Exercise instructions: Restate the entries word for word, omitting nothing.

Supplied material:
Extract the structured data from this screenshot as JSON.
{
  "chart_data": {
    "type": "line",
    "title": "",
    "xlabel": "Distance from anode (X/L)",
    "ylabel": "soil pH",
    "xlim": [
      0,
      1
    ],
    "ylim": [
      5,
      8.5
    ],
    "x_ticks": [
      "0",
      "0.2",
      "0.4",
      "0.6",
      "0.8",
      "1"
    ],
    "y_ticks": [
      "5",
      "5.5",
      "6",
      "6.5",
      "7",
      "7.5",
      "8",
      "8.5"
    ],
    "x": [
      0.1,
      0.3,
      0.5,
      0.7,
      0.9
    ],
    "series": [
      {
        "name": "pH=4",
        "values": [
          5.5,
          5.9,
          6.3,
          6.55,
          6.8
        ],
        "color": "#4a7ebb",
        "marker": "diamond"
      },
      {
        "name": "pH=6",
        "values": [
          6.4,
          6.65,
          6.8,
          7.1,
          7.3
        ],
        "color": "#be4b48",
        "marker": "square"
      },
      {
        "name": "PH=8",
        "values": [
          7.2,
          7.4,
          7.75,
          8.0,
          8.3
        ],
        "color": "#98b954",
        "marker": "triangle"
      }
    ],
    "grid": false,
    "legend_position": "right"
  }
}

Task output:
Extract the structured data from this screenshot as JSON.
{
  "chart_data": {
    "type": "line",
    "title": "",
    "xlabel": "Distance from anode (X/L)",
    "ylabel": "soil pH",
    "xlim": [
      0,
      1
    ],
    "ylim": [
      5,
      8.5
    ],
    "x_ticks": [
      "0",
      "0.2",
      "0.4",
      "0.6",
      "0.8",
      "1"
    ],
    "y_ticks": [
      "5",
      "5.5",
      "6",
      "6.5",
      "7",
      "7.5",
      "8",
      "8.5"
    ],
    "x": [
      0.1,
      0.3,
      0.5,
      0.7,
      0.9
    ],
    "series": [
      {
        "name": "pH=4",
        "values": [
          5.5,
          5.9,
          6.3,
          6.55,
          6.8
        ],
        "color": "#4a7ebb",
        "marker": "diamond"
      },
      {
        "name": "pH=6",
        "values": [
          6.4,
          6.65,
          6.8,
          7.1,
          7.3
        ],
        "color": "#be4b48",
        "marker": "square"
      },
      {
        "name": "PH=8",
        "values": [
          7.2,
          7.4,
          7.75,
          8.0,
          8.3
        ],
        "color": "#98b954",
        "marker": "triangle"
      }
    ],
    "grid": false,
    "legend_position": "right"
  }
}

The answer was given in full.